YOUR GOAL -> Write out every line of the records below as a numbered list, skipping any blank lines and leaving out the pictures.
## BEGIN
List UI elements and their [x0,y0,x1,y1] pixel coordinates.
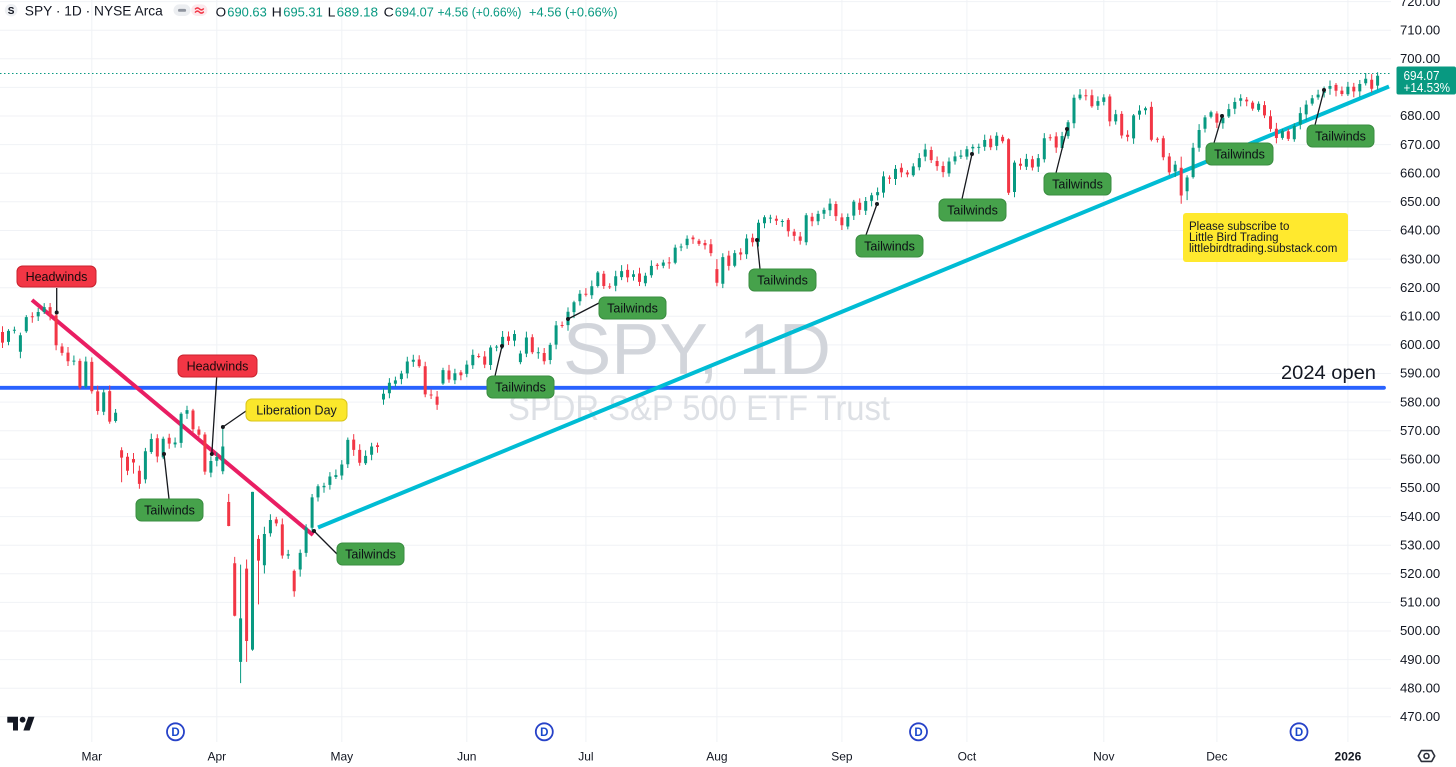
svg-text:Sep: Sep [831,750,853,764]
svg-text:Dec: Dec [1206,750,1227,764]
svg-text:Aug: Aug [706,750,727,764]
svg-text:Nov: Nov [1093,750,1114,764]
svg-text:520.00: 520.00 [1400,566,1440,581]
svg-text:Mar: Mar [81,750,102,764]
svg-text:C: C [384,4,394,19]
svg-text:710.00: 710.00 [1400,22,1440,37]
svg-text:Please subscribe to: Please subscribe to [1189,221,1289,233]
svg-text:Tailwinds: Tailwinds [345,547,396,561]
svg-text:Tailwinds: Tailwinds [495,380,546,394]
svg-text:2026: 2026 [1335,750,1362,764]
svg-text:540.00: 540.00 [1400,509,1440,524]
svg-text:+4.56 (+0.66%): +4.56 (+0.66%) [529,4,618,19]
svg-text:Jul: Jul [578,750,593,764]
svg-text:May: May [330,750,353,764]
svg-text:550.00: 550.00 [1400,480,1440,495]
svg-text:600.00: 600.00 [1400,337,1440,352]
svg-text:660.00: 660.00 [1400,165,1440,180]
svg-text:580.00: 580.00 [1400,394,1440,409]
svg-text:694.07: 694.07 [395,4,434,19]
svg-text:+14.53%: +14.53% [1404,81,1451,95]
svg-text:500.00: 500.00 [1400,623,1440,638]
svg-text:D: D [914,727,922,739]
svg-text:Apr: Apr [207,750,226,764]
svg-text:590.00: 590.00 [1400,366,1440,381]
svg-text:+4.56 (+0.66%): +4.56 (+0.66%) [438,4,522,19]
svg-text:L: L [328,4,336,19]
svg-text:695.31: 695.31 [283,4,323,19]
svg-text:Headwinds: Headwinds [26,270,88,284]
svg-text:530.00: 530.00 [1400,537,1440,552]
svg-text:H: H [272,4,282,19]
svg-text:Tailwinds: Tailwinds [144,503,195,517]
svg-text:SPY · 1D · NYSE Arca: SPY · 1D · NYSE Arca [25,3,163,19]
svg-text:littlebirdtrading.substack.com: littlebirdtrading.substack.com [1189,243,1337,255]
svg-text:680.00: 680.00 [1400,108,1440,123]
svg-text:570.00: 570.00 [1400,423,1440,438]
svg-text:640.00: 640.00 [1400,223,1440,238]
svg-text:620.00: 620.00 [1400,280,1440,295]
svg-text:Oct: Oct [958,750,977,764]
svg-text:610.00: 610.00 [1400,309,1440,324]
svg-text:Tailwinds: Tailwinds [1315,129,1366,143]
svg-text:700.00: 700.00 [1400,51,1440,66]
svg-text:480.00: 480.00 [1400,680,1440,695]
svg-text:S: S [8,6,15,17]
svg-text:720.00: 720.00 [1400,0,1440,9]
svg-text:D: D [1295,727,1303,739]
svg-text:O: O [216,4,227,19]
svg-text:Headwinds: Headwinds [187,359,249,373]
svg-text:D: D [171,727,179,739]
svg-text:694.07: 694.07 [1404,69,1440,83]
svg-text:689.18: 689.18 [337,4,379,19]
svg-text:Tailwinds: Tailwinds [864,239,915,253]
svg-text:510.00: 510.00 [1400,595,1440,610]
svg-text:630.00: 630.00 [1400,251,1440,266]
svg-text:SPY, 1D: SPY, 1D [563,310,831,390]
svg-text:Liberation Day: Liberation Day [256,403,337,417]
svg-text:Little Bird Trading: Little Bird Trading [1189,232,1279,244]
svg-text:SPDR S&P 500 ETF Trust: SPDR S&P 500 ETF Trust [508,389,890,428]
svg-text:Tailwinds: Tailwinds [947,203,998,217]
svg-text:470.00: 470.00 [1400,709,1440,724]
svg-text:Tailwinds: Tailwinds [1214,147,1265,161]
svg-text:Tailwinds: Tailwinds [1052,177,1103,191]
svg-text:Tailwinds: Tailwinds [757,273,808,287]
svg-text:Jun: Jun [457,750,476,764]
svg-text:670.00: 670.00 [1400,137,1440,152]
svg-text:490.00: 490.00 [1400,652,1440,667]
svg-text:560.00: 560.00 [1400,452,1440,467]
svg-text:690.63: 690.63 [227,4,266,19]
svg-text:2024 open: 2024 open [1281,363,1376,384]
svg-text:Tailwinds: Tailwinds [607,301,658,315]
svg-text:D: D [540,727,548,739]
svg-text:650.00: 650.00 [1400,194,1440,209]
## END
EXERCISE RESULT ->
1. List UI elements and their [x0,y0,x1,y1] pixel coordinates.
2. svg-text:Sep: Sep [831,750,853,764]
3. svg-text:Dec: Dec [1206,750,1227,764]
4. svg-text:Aug: Aug [706,750,727,764]
5. svg-text:Nov: Nov [1093,750,1114,764]
6. svg-text:520.00: 520.00 [1400,566,1440,581]
7. svg-text:Mar: Mar [81,750,102,764]
8. svg-text:C: C [384,4,394,19]
9. svg-text:710.00: 710.00 [1400,22,1440,37]
10. svg-text:Please subscribe to: Please subscribe to [1189,221,1289,233]
11. svg-text:Tailwinds: Tailwinds [345,547,396,561]
12. svg-text:Tailwinds: Tailwinds [495,380,546,394]
13. svg-text:2026: 2026 [1335,750,1362,764]
14. svg-text:540.00: 540.00 [1400,509,1440,524]
15. svg-text:+4.56 (+0.66%): +4.56 (+0.66%) [529,4,618,19]
16. svg-text:Jul: Jul [578,750,593,764]
17. svg-text:May: May [330,750,353,764]
18. svg-text:550.00: 550.00 [1400,480,1440,495]
19. svg-text:600.00: 600.00 [1400,337,1440,352]
20. svg-text:660.00: 660.00 [1400,165,1440,180]
21. svg-text:580.00: 580.00 [1400,394,1440,409]
22. svg-text:694.07: 694.07 [395,4,434,19]
23. svg-text:+14.53%: +14.53% [1404,81,1451,95]
24. svg-text:500.00: 500.00 [1400,623,1440,638]
25. svg-text:D: D [914,727,922,739]
26. svg-text:Apr: Apr [207,750,226,764]
27. svg-text:590.00: 590.00 [1400,366,1440,381]
28. svg-text:+4.56 (+0.66%): +4.56 (+0.66%) [438,4,522,19]
29. svg-text:L: L [328,4,336,19]
30. svg-text:695.31: 695.31 [283,4,323,19]
31. svg-text:Headwinds: Headwinds [26,270,88,284]
32. svg-text:530.00: 530.00 [1400,537,1440,552]
33. svg-text:H: H [272,4,282,19]
34. svg-text:Tailwinds: Tailwinds [144,503,195,517]
35. svg-text:SPY · 1D · NYSE Arca: SPY · 1D · NYSE Arca [25,3,163,19]
36. svg-text:littlebirdtrading.substack.com: littlebirdtrading.substack.com [1189,243,1337,255]
37. svg-text:680.00: 680.00 [1400,108,1440,123]
38. svg-text:570.00: 570.00 [1400,423,1440,438]
39. svg-text:640.00: 640.00 [1400,223,1440,238]
40. svg-text:620.00: 620.00 [1400,280,1440,295]
41. svg-text:Oct: Oct [958,750,977,764]
42. svg-text:610.00: 610.00 [1400,309,1440,324]
43. svg-text:Tailwinds: Tailwinds [1315,129,1366,143]
44. svg-text:700.00: 700.00 [1400,51,1440,66]
45. svg-text:480.00: 480.00 [1400,680,1440,695]
46. svg-text:S: S [8,6,15,17]
47. svg-text:720.00: 720.00 [1400,0,1440,9]
48. svg-text:D: D [1295,727,1303,739]
49. svg-text:O: O [216,4,227,19]
50. svg-text:Headwinds: Headwinds [187,359,249,373]
51. svg-text:D: D [171,727,179,739]
52. svg-text:694.07: 694.07 [1404,69,1440,83]
53. svg-text:689.18: 689.18 [337,4,379,19]
54. svg-text:Tailwinds: Tailwinds [864,239,915,253]
55. svg-text:510.00: 510.00 [1400,595,1440,610]
56. svg-text:630.00: 630.00 [1400,251,1440,266]
57. svg-text:SPY, 1D: SPY, 1D [563,310,831,390]
58. svg-text:Liberation Day: Liberation Day [256,403,337,417]
59. svg-text:Little Bird Trading: Little Bird Trading [1189,232,1279,244]
60. svg-text:SPDR S&P 500 ETF Trust: SPDR S&P 500 ETF Trust [508,389,890,428]
61. svg-text:Tailwinds: Tailwinds [947,203,998,217]
62. svg-text:470.00: 470.00 [1400,709,1440,724]
63. svg-text:Tailwinds: Tailwinds [1214,147,1265,161]
64. svg-text:Tailwinds: Tailwinds [1052,177,1103,191]
65. svg-text:Tailwinds: Tailwinds [757,273,808,287]
66. svg-text:Jun: Jun [457,750,476,764]
67. svg-text:670.00: 670.00 [1400,137,1440,152]
68. svg-text:490.00: 490.00 [1400,652,1440,667]
69. svg-text:560.00: 560.00 [1400,452,1440,467]
70. svg-text:690.63: 690.63 [227,4,266,19]
71. svg-text:2024 open: 2024 open [1281,363,1376,384]
72. svg-text:Tailwinds: Tailwinds [607,301,658,315]
73. svg-text:D: D [540,727,548,739]
74. svg-text:650.00: 650.00 [1400,194,1440,209]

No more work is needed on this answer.